START

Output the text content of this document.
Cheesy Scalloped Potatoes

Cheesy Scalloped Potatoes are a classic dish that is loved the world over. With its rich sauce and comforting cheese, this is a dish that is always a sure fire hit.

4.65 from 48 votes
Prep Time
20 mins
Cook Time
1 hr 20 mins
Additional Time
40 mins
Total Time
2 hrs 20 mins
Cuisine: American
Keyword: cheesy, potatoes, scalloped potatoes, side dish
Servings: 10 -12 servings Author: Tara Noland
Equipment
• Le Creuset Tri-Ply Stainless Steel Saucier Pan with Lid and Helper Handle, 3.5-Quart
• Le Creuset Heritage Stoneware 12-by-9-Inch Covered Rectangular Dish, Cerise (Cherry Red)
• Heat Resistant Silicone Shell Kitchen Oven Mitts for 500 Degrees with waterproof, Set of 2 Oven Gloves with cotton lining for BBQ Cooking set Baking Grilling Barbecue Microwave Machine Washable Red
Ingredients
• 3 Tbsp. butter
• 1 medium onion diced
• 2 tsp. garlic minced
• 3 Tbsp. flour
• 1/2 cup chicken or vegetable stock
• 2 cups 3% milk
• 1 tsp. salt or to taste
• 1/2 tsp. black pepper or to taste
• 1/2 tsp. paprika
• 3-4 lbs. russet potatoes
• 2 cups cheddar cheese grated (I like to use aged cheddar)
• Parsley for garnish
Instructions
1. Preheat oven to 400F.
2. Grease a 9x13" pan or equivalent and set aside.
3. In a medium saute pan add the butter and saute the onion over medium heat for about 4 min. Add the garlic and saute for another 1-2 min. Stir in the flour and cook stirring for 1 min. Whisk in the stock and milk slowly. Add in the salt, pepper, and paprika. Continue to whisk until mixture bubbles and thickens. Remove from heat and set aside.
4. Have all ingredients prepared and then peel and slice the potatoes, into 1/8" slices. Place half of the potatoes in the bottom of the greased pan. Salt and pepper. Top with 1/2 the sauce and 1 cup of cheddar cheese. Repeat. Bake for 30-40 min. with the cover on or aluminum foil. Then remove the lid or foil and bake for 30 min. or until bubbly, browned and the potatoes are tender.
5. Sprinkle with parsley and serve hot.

END

- _What is being asked_: Retype every entry word for word.

- _Task solution_:
Output the text content of this document.
Cheesy Scalloped Potatoes

Cheesy Scalloped Potatoes are a classic dish that is loved the world over. With its rich sauce and comforting cheese, this is a dish that is always a sure fire hit.

4.65 from 48 votes
Prep Time
20 mins
Cook Time
1 hr 20 mins
Additional Time
40 mins
Total Time
2 hrs 20 mins
Cuisine: American
Keyword: cheesy, potatoes, scalloped potatoes, side dish
Servings: 10 -12 servings Author: Tara Noland
Equipment
• Le Creuset Tri-Ply Stainless Steel Saucier Pan with Lid and Helper Handle, 3.5-Quart
• Le Creuset Heritage Stoneware 12-by-9-Inch Covered Rectangular Dish, Cerise (Cherry Red)
• Heat Resistant Silicone Shell Kitchen Oven Mitts for 500 Degrees with waterproof, Set of 2 Oven Gloves with cotton lining for BBQ Cooking set Baking Grilling Barbecue Microwave Machine Washable Red
Ingredients
• 3 Tbsp. butter
• 1 medium onion diced
• 2 tsp. garlic minced
• 3 Tbsp. flour
• 1/2 cup chicken or vegetable stock
• 2 cups 3% milk
• 1 tsp. salt or to taste
• 1/2 tsp. black pepper or to taste
• 1/2 tsp. paprika
• 3-4 lbs. russet potatoes
• 2 cups cheddar cheese grated (I like to use aged cheddar)
• Parsley for garnish
Instructions
1. Preheat oven to 400F.
2. Grease a 9x13" pan or equivalent and set aside.
3. In a medium saute pan add the butter and saute the onion over medium heat for about 4 min. Add the garlic and saute for another 1-2 min. Stir in the flour and cook stirring for 1 min. Whisk in the stock and milk slowly. Add in the salt, pepper, and paprika. Continue to whisk until mixture bubbles and thickens. Remove from heat and set aside.
4. Have all ingredients prepared and then peel and slice the potatoes, into 1/8" slices. Place half of the potatoes in the bottom of the greased pan. Salt and pepper. Top with 1/2 the sauce and 1 cup of cheddar cheese. Repeat. Bake for 30-40 min. with the cover on or aluminum foil. Then remove the lid or foil and bake for 30 min. or until bubbly, browned and the potatoes are tender.
5. Sprinkle with parsley and serve hot.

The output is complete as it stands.